[Collected data]

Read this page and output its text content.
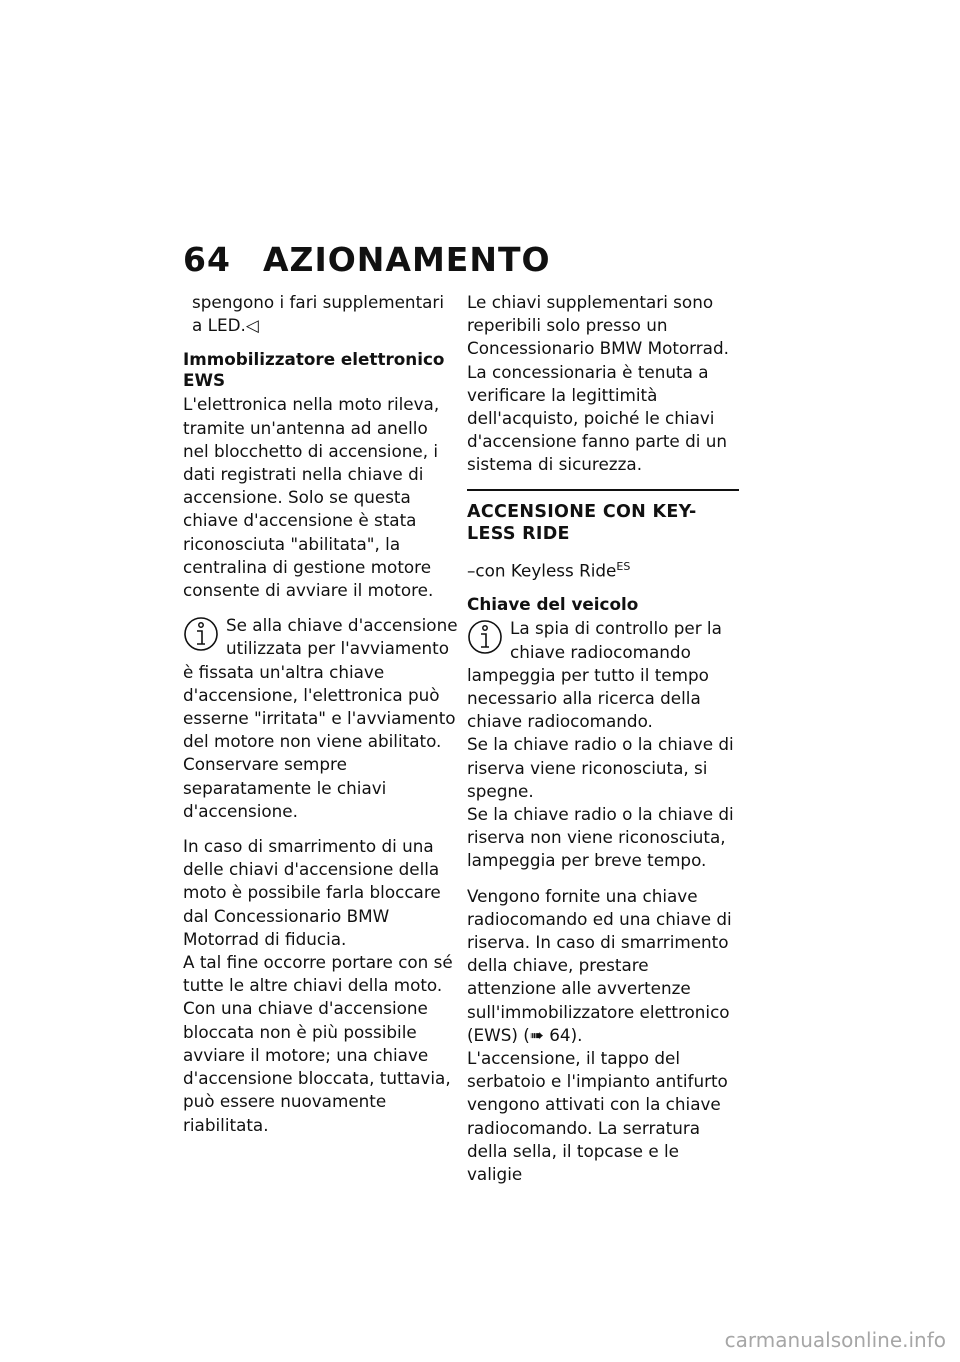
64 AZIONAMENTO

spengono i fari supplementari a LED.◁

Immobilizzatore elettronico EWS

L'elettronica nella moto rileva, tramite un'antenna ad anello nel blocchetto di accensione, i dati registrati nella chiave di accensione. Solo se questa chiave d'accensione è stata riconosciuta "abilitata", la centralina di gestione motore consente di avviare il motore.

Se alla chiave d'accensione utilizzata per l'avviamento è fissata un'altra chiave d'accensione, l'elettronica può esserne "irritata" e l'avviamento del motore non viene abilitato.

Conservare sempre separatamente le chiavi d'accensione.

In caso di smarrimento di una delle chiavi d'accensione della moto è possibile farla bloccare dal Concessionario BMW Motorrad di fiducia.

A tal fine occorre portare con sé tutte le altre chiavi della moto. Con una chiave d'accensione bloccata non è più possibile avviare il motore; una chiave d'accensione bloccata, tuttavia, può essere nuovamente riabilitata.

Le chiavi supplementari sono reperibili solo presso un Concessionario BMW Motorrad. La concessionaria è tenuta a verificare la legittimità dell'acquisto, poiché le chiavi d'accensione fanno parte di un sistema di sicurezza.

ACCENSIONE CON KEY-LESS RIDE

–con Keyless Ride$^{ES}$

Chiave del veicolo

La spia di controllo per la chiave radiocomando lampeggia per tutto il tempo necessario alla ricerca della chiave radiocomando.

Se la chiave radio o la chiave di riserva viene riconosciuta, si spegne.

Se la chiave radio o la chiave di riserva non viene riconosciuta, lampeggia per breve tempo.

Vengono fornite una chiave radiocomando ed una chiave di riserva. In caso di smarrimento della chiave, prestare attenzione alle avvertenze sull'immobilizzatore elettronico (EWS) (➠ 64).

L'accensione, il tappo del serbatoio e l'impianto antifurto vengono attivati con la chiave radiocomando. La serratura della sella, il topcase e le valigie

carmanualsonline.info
...
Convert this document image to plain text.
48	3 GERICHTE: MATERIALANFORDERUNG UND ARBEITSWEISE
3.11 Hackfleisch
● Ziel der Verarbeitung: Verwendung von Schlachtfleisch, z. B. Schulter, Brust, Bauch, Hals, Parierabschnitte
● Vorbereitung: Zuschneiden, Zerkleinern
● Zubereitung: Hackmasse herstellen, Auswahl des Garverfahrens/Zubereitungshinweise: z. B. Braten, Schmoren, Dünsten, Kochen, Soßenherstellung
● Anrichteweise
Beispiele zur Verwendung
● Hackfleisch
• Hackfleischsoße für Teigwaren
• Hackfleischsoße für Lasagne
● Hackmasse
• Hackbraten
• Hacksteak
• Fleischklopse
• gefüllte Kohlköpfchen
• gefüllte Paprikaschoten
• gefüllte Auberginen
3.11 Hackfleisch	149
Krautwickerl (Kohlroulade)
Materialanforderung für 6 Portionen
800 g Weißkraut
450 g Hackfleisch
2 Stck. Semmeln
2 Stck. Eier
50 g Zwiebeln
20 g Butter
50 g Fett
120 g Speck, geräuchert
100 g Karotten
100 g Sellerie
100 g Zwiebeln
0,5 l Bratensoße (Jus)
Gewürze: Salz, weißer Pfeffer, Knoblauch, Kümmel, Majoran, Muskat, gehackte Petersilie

Given exercise: Identify the lines of the entries containing the string "alla". Copy each such line.

Full solution:
Se alla chiave d'accensione utilizzata per l'avviamento è fissata un'altra chiave d'accensione, l'elettronica può esserne "irritata" e l'avviamento del motore non viene abilitato.
La spia di controllo per la chiave radiocomando lampeggia per tutto il tempo necessario alla ricerca della chiave radiocomando.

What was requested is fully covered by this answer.